Work instructions: Make an exact transcription of the material, leaving out all images.

Records provided:
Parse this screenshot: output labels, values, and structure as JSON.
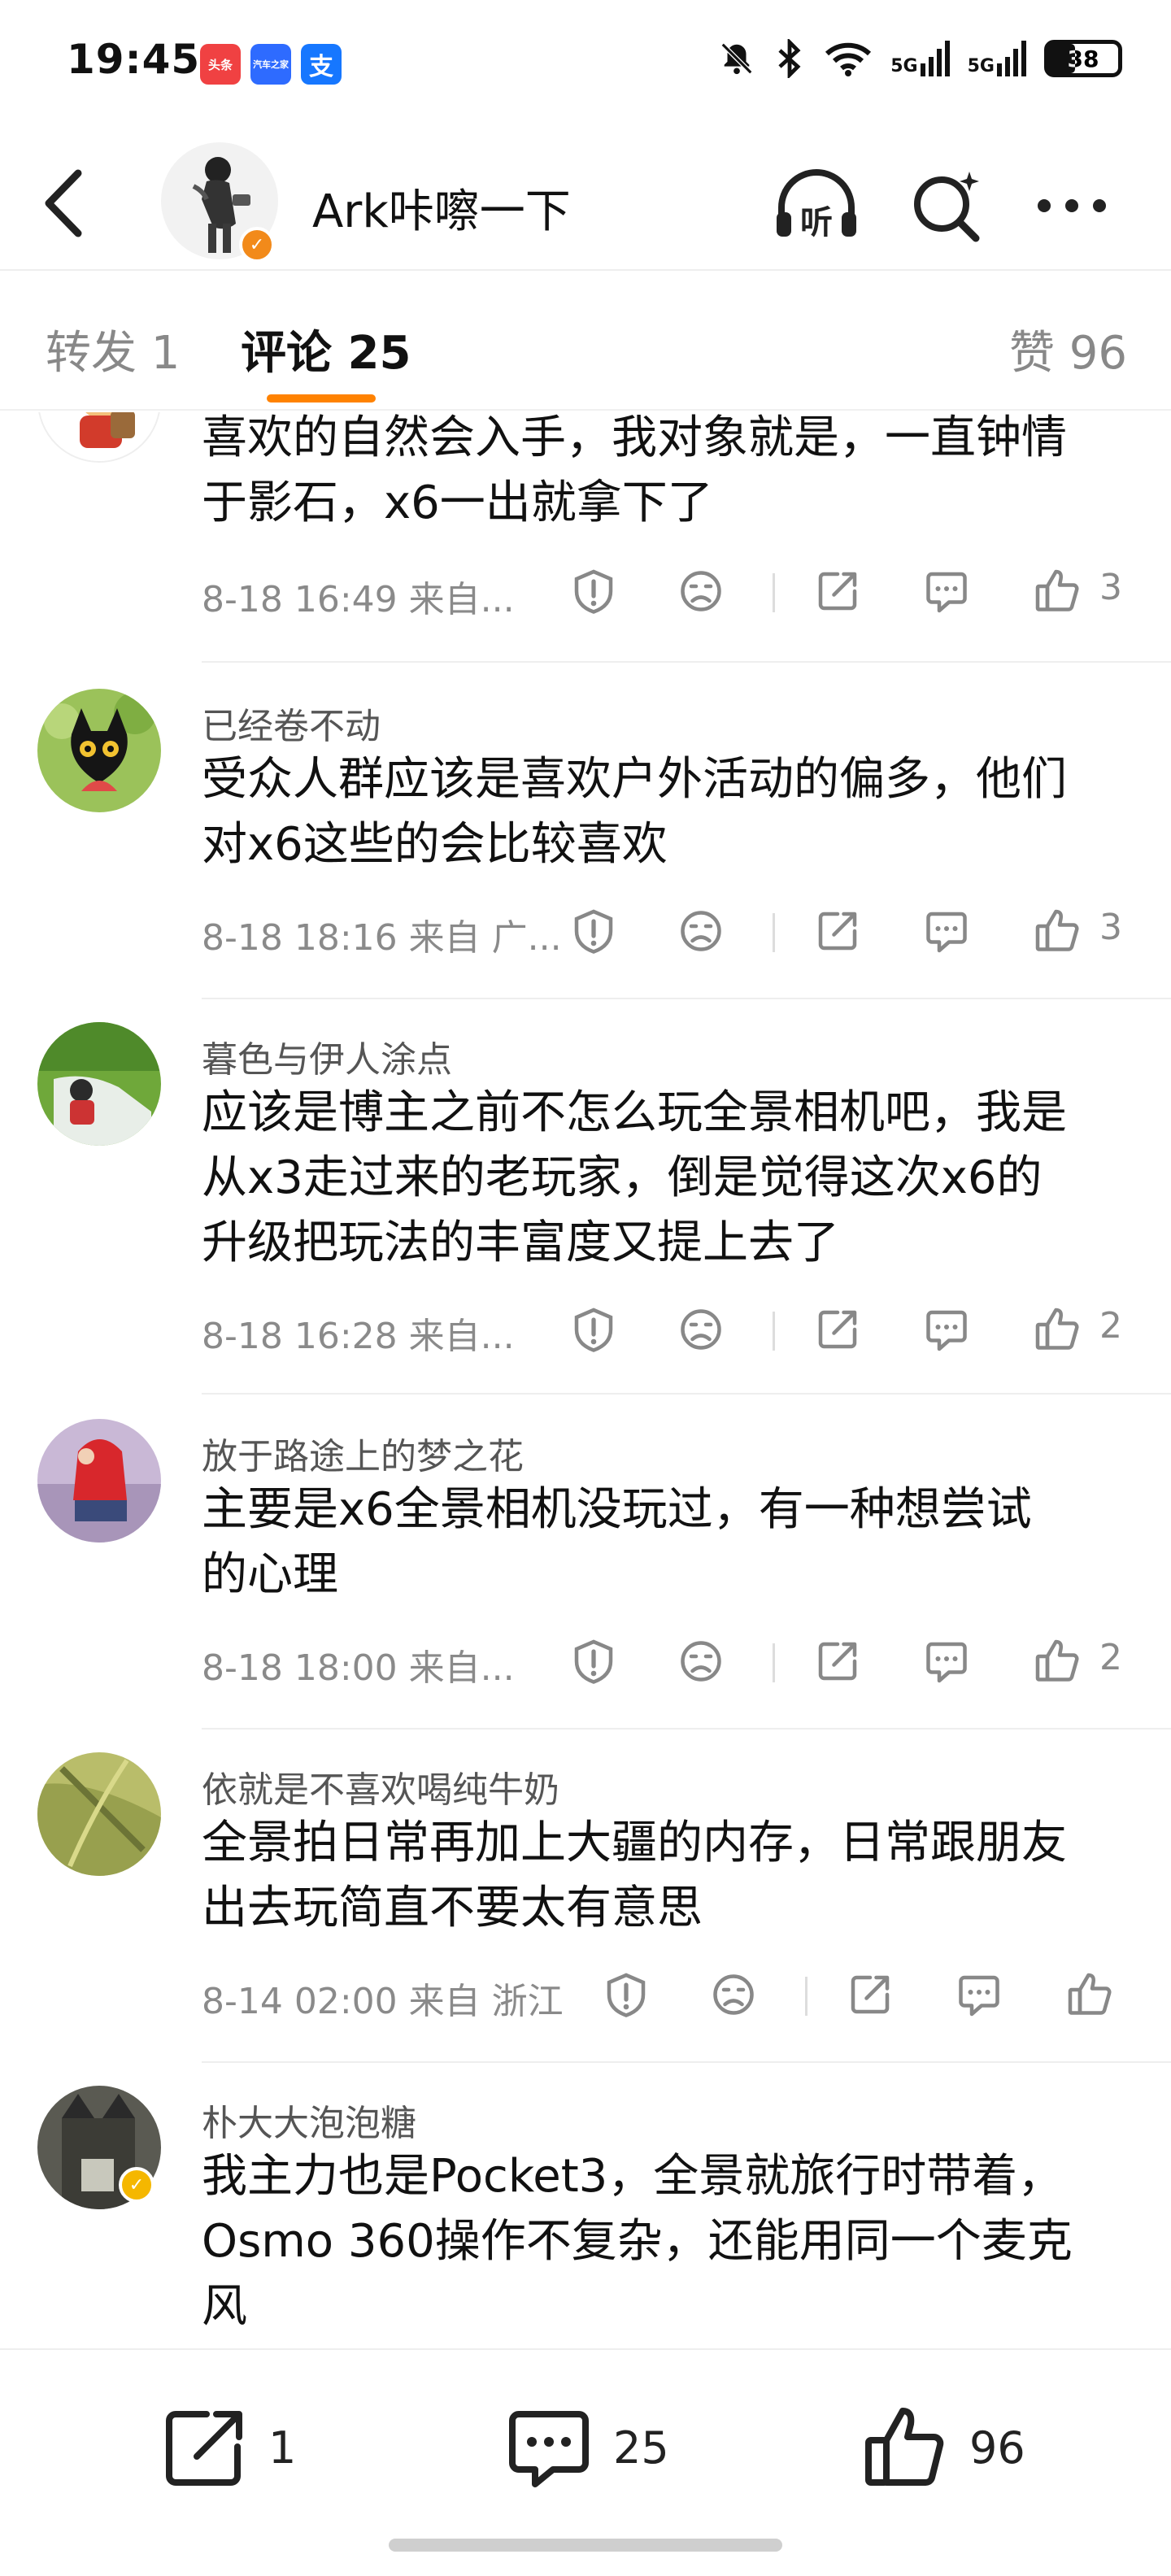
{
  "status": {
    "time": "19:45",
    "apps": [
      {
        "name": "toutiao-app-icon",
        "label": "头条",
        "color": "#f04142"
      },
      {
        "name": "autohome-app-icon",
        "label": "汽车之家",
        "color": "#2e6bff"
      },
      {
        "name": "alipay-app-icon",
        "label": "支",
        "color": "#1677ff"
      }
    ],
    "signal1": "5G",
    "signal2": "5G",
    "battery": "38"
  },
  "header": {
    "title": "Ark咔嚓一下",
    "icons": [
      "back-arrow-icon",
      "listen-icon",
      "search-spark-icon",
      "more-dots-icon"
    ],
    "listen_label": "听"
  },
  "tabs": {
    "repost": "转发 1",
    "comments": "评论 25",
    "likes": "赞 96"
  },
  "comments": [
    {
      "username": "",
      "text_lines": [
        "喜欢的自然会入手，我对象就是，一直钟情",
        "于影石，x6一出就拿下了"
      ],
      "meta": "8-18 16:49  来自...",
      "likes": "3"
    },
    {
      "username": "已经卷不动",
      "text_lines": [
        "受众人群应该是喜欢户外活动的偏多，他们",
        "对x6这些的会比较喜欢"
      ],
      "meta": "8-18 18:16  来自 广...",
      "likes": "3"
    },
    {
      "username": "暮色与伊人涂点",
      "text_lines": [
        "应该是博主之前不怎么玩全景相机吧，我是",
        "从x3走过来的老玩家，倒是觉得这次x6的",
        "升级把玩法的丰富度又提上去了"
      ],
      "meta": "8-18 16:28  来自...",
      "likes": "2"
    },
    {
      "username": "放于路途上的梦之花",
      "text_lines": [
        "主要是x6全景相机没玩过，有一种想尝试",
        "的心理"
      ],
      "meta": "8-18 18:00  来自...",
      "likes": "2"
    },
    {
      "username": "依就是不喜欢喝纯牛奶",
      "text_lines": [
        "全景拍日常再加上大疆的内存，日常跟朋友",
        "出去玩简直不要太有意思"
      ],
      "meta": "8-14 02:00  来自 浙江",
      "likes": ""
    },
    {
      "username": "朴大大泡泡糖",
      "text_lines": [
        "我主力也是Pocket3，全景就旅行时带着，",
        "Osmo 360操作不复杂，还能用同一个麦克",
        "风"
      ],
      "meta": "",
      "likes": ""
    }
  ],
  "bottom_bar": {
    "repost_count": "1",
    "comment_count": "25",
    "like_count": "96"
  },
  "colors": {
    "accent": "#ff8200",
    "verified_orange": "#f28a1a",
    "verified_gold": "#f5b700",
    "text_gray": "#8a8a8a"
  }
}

Answer to the exercise:
Parse this screenshot: output labels, values, and structure as JSON.
{
  "status": {
    "time": "19:45",
    "apps": [
      {
        "name": "toutiao-app-icon",
        "label": "头条",
        "color": "#f04142"
      },
      {
        "name": "autohome-app-icon",
        "label": "汽车之家",
        "color": "#2e6bff"
      },
      {
        "name": "alipay-app-icon",
        "label": "支",
        "color": "#1677ff"
      }
    ],
    "signal1": "5G",
    "signal2": "5G",
    "battery": "38"
  },
  "header": {
    "title": "Ark咔嚓一下",
    "icons": [
      "back-arrow-icon",
      "listen-icon",
      "search-spark-icon",
      "more-dots-icon"
    ],
    "listen_label": "听"
  },
  "tabs": {
    "repost": "转发 1",
    "comments": "评论 25",
    "likes": "赞 96"
  },
  "comments": [
    {
      "username": "",
      "text_lines": [
        "喜欢的自然会入手，我对象就是，一直钟情",
        "于影石，x6一出就拿下了"
      ],
      "meta": "8-18 16:49  来自...",
      "likes": "3"
    },
    {
      "username": "已经卷不动",
      "text_lines": [
        "受众人群应该是喜欢户外活动的偏多，他们",
        "对x6这些的会比较喜欢"
      ],
      "meta": "8-18 18:16  来自 广...",
      "likes": "3"
    },
    {
      "username": "暮色与伊人涂点",
      "text_lines": [
        "应该是博主之前不怎么玩全景相机吧，我是",
        "从x3走过来的老玩家，倒是觉得这次x6的",
        "升级把玩法的丰富度又提上去了"
      ],
      "meta": "8-18 16:28  来自...",
      "likes": "2"
    },
    {
      "username": "放于路途上的梦之花",
      "text_lines": [
        "主要是x6全景相机没玩过，有一种想尝试",
        "的心理"
      ],
      "meta": "8-18 18:00  来自...",
      "likes": "2"
    },
    {
      "username": "依就是不喜欢喝纯牛奶",
      "text_lines": [
        "全景拍日常再加上大疆的内存，日常跟朋友",
        "出去玩简直不要太有意思"
      ],
      "meta": "8-14 02:00  来自 浙江",
      "likes": ""
    },
    {
      "username": "朴大大泡泡糖",
      "text_lines": [
        "我主力也是Pocket3，全景就旅行时带着，",
        "Osmo 360操作不复杂，还能用同一个麦克",
        "风"
      ],
      "meta": "",
      "likes": ""
    }
  ],
  "bottom_bar": {
    "repost_count": "1",
    "comment_count": "25",
    "like_count": "96"
  },
  "colors": {
    "accent": "#ff8200",
    "verified_orange": "#f28a1a",
    "verified_gold": "#f5b700",
    "text_gray": "#8a8a8a"
  }
}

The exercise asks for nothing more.